--- Written exercise ---
Update the records below by replacing every "Contact Us" with "Get in Touch" and leave everything else unchanged. Leave the pictures out of your answer.
--- START OF Records to process ---
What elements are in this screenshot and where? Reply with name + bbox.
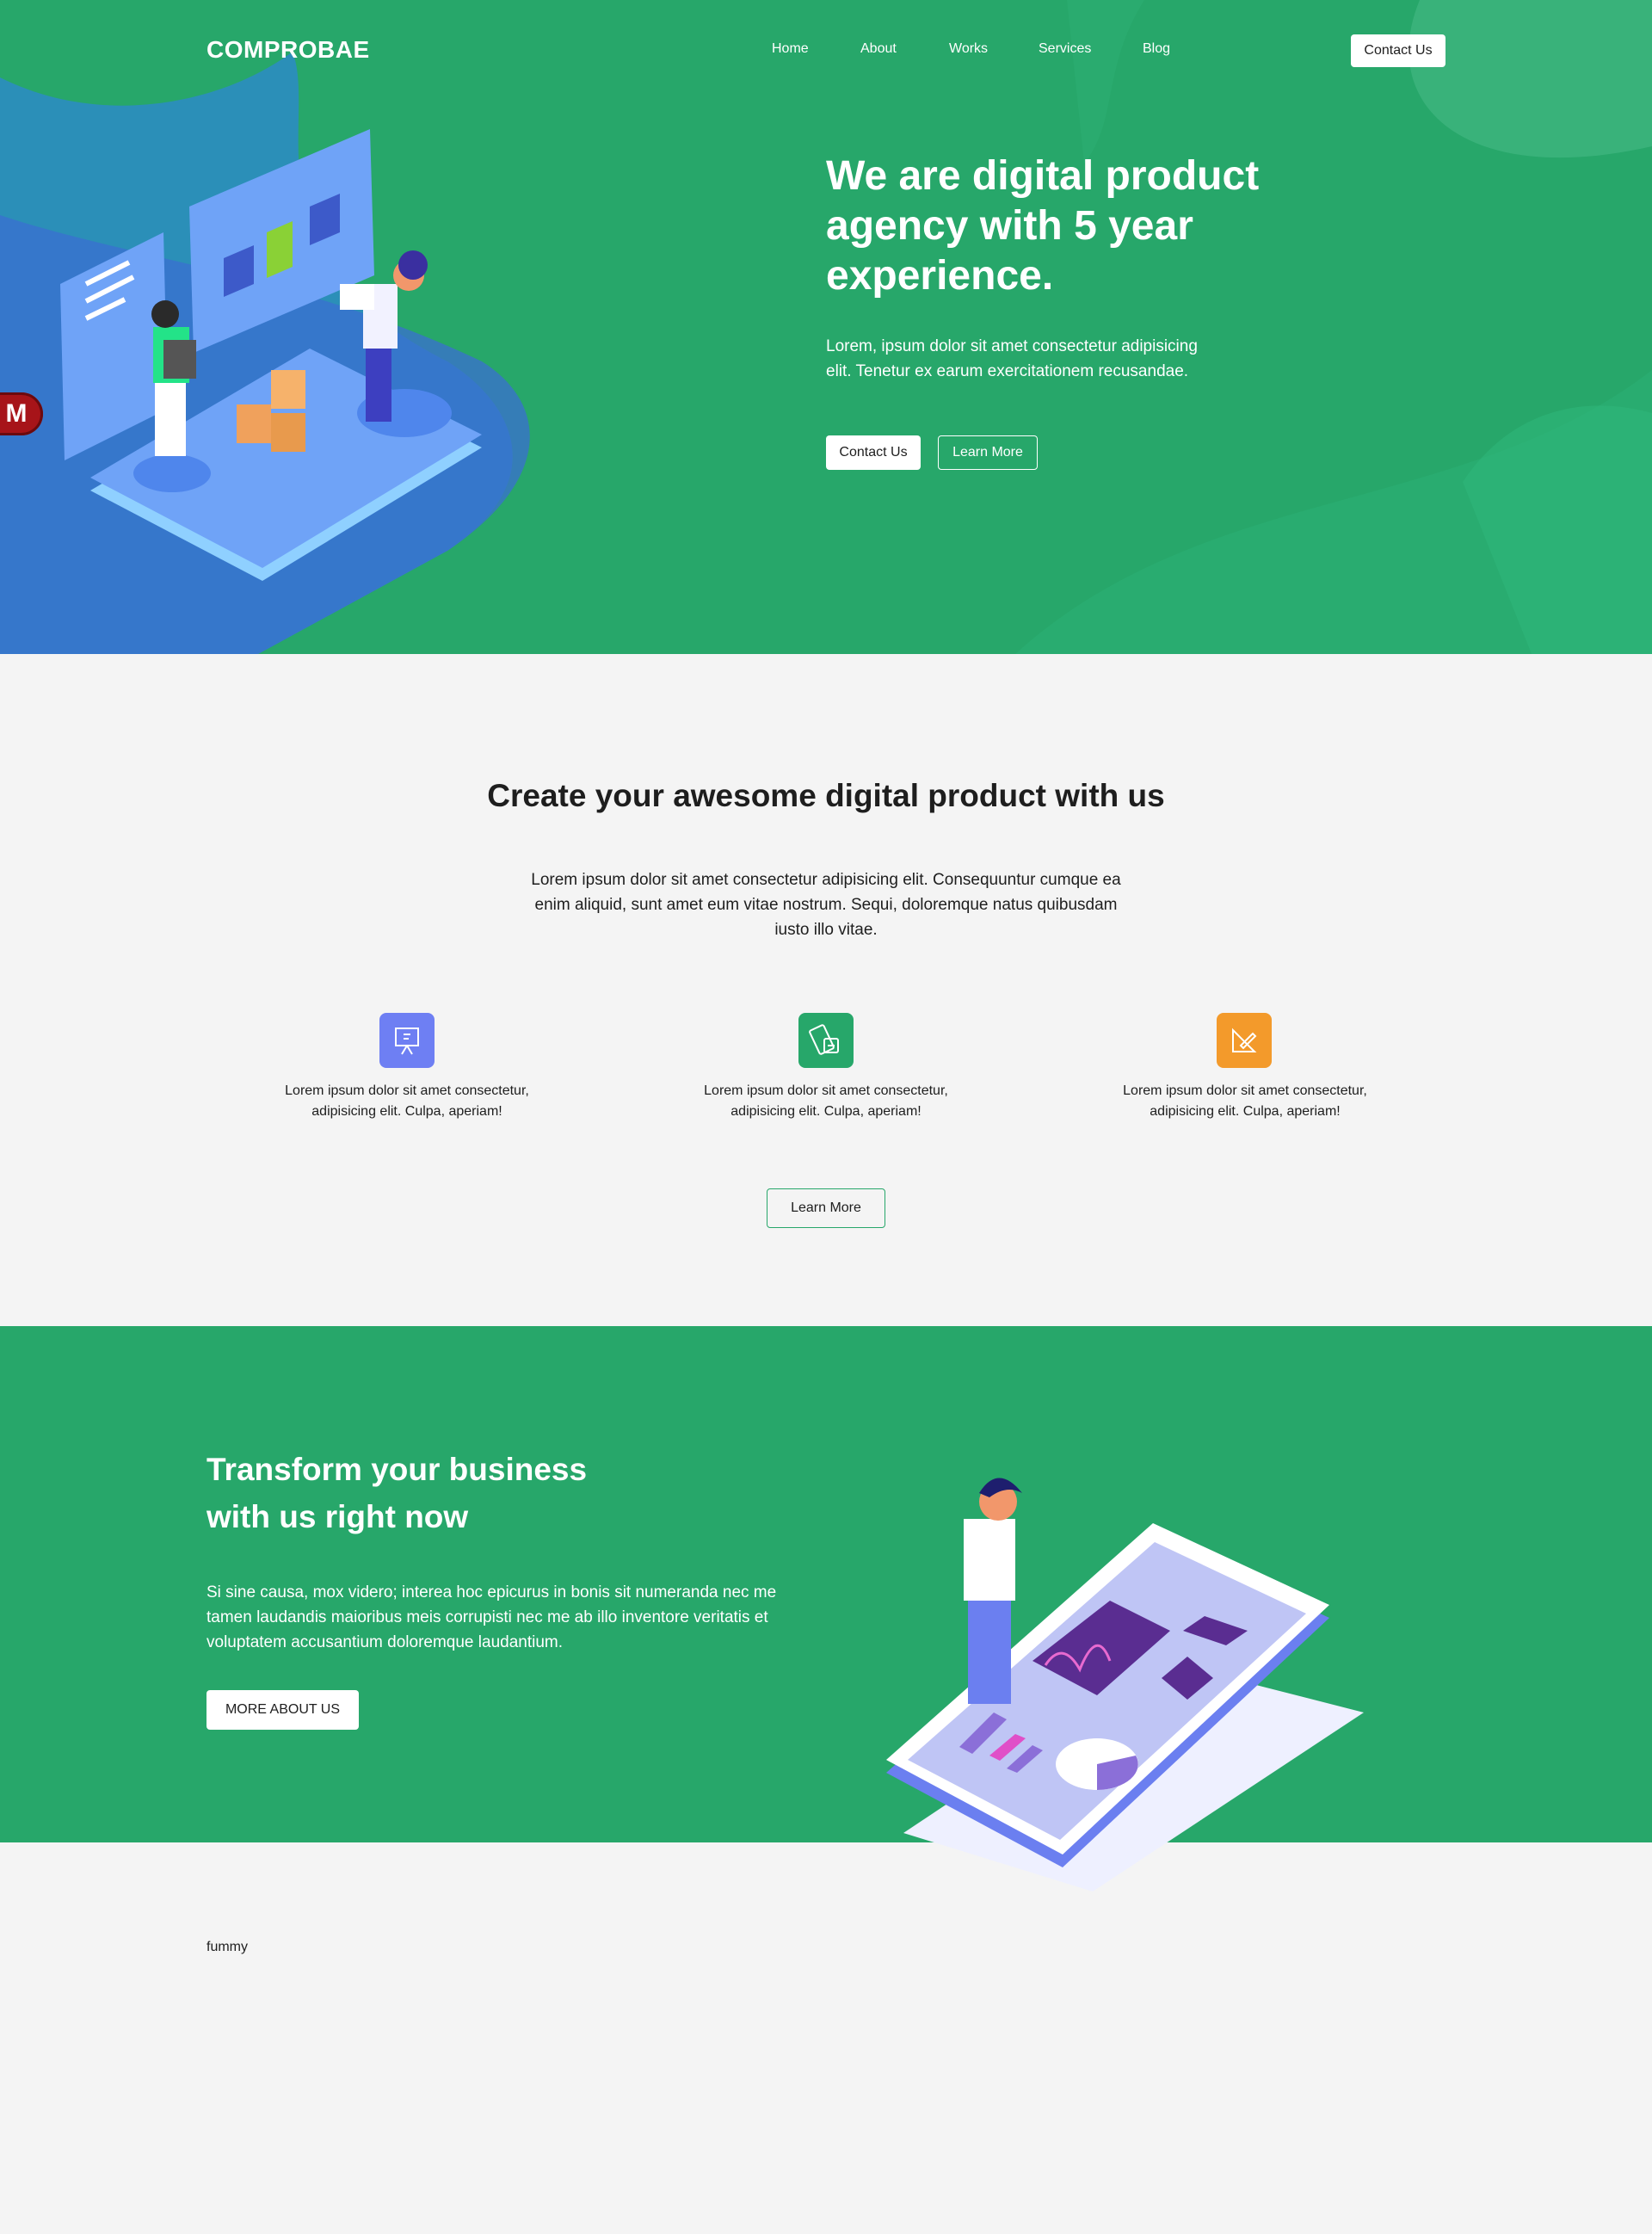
more-about-us-button[interactable]: MORE ABOUT US	[206, 1690, 359, 1730]
side-badge[interactable]: M	[0, 392, 43, 435]
features-description: Lorem ipsum dolor sit amet consectetur a…	[531, 871, 1121, 939]
transform-description: Si sine causa, mox videro; interea hoc e…	[206, 1583, 777, 1651]
hero-learn-more-button[interactable]: Learn More	[938, 435, 1038, 470]
hero-section: COMPROBAE Home About Works Services Blog…	[0, 0, 1652, 654]
feature-text-2: Lorem ipsum dolor sit amet consectetur, …	[704, 1083, 948, 1119]
design-tools-icon	[798, 1013, 854, 1068]
nav-works[interactable]: Works	[949, 41, 988, 57]
header-contact-button[interactable]: Contact Us	[1351, 34, 1446, 67]
nav-services[interactable]: Services	[1039, 41, 1091, 57]
transform-title-line-2: with us right now	[206, 1499, 469, 1534]
transform-title-line-1: Transform your business	[206, 1452, 588, 1487]
feature-text-1: Lorem ipsum dolor sit amet consectetur, …	[285, 1083, 529, 1119]
brand-logo[interactable]: COMPROBAE	[206, 36, 370, 64]
feature-text-3: Lorem ipsum dolor sit amet consectetur, …	[1123, 1083, 1367, 1119]
hero-description: Lorem, ipsum dolor sit amet consectetur …	[826, 337, 1198, 380]
hero-contact-button[interactable]: Contact Us	[826, 435, 921, 470]
nav-home[interactable]: Home	[772, 41, 809, 57]
transform-title: Transform your business with us right no…	[206, 1446, 654, 1540]
nav-about[interactable]: About	[860, 41, 897, 57]
footer-text: fummy	[206, 1940, 248, 1954]
features-title: Create your awesome digital product with…	[487, 778, 1165, 813]
features-learn-more-button[interactable]: Learn More	[767, 1188, 885, 1228]
badge-letter: M	[5, 399, 28, 428]
hero-title: We are digital product agency with 5 yea…	[826, 153, 1260, 299]
presentation-icon	[379, 1013, 435, 1068]
ruler-pencil-icon	[1217, 1013, 1272, 1068]
hero-illustration	[60, 129, 482, 581]
phone-analytics-illustration	[886, 1478, 1364, 1891]
nav-blog[interactable]: Blog	[1143, 41, 1170, 57]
--- END OF Records to process ---
--- Response to this exercise ---
What elements are in this screenshot and where? Reply with name + bbox.
more-about-us-button[interactable]: MORE ABOUT US	[206, 1690, 359, 1730]
side-badge[interactable]: M	[0, 392, 43, 435]
features-description: Lorem ipsum dolor sit amet consectetur a…	[531, 871, 1121, 939]
transform-description: Si sine causa, mox videro; interea hoc e…	[206, 1583, 777, 1651]
hero-learn-more-button[interactable]: Learn More	[938, 435, 1038, 470]
hero-section: COMPROBAE Home About Works Services Blog…	[0, 0, 1652, 654]
feature-text-2: Lorem ipsum dolor sit amet consectetur, …	[704, 1083, 948, 1119]
design-tools-icon	[798, 1013, 854, 1068]
nav-works[interactable]: Works	[949, 41, 988, 57]
header-contact-button[interactable]: Get in Touch	[1351, 34, 1446, 67]
nav-services[interactable]: Services	[1039, 41, 1091, 57]
transform-title-line-2: with us right now	[206, 1499, 469, 1534]
transform-title-line-1: Transform your business	[206, 1452, 588, 1487]
feature-text-1: Lorem ipsum dolor sit amet consectetur, …	[285, 1083, 529, 1119]
brand-logo[interactable]: COMPROBAE	[206, 36, 370, 64]
feature-text-3: Lorem ipsum dolor sit amet consectetur, …	[1123, 1083, 1367, 1119]
hero-description: Lorem, ipsum dolor sit amet consectetur …	[826, 337, 1198, 380]
hero-contact-button[interactable]: Get in Touch	[826, 435, 921, 470]
nav-home[interactable]: Home	[772, 41, 809, 57]
transform-title: Transform your business with us right no…	[206, 1446, 654, 1540]
nav-about[interactable]: About	[860, 41, 897, 57]
footer-text: fummy	[206, 1940, 248, 1954]
features-title: Create your awesome digital product with…	[487, 778, 1165, 813]
features-learn-more-button[interactable]: Learn More	[767, 1188, 885, 1228]
badge-letter: M	[5, 399, 28, 428]
hero-title: We are digital product agency with 5 yea…	[826, 153, 1260, 299]
presentation-icon	[379, 1013, 435, 1068]
ruler-pencil-icon	[1217, 1013, 1272, 1068]
hero-illustration	[60, 129, 482, 581]
phone-analytics-illustration	[886, 1478, 1364, 1891]
nav-blog[interactable]: Blog	[1143, 41, 1170, 57]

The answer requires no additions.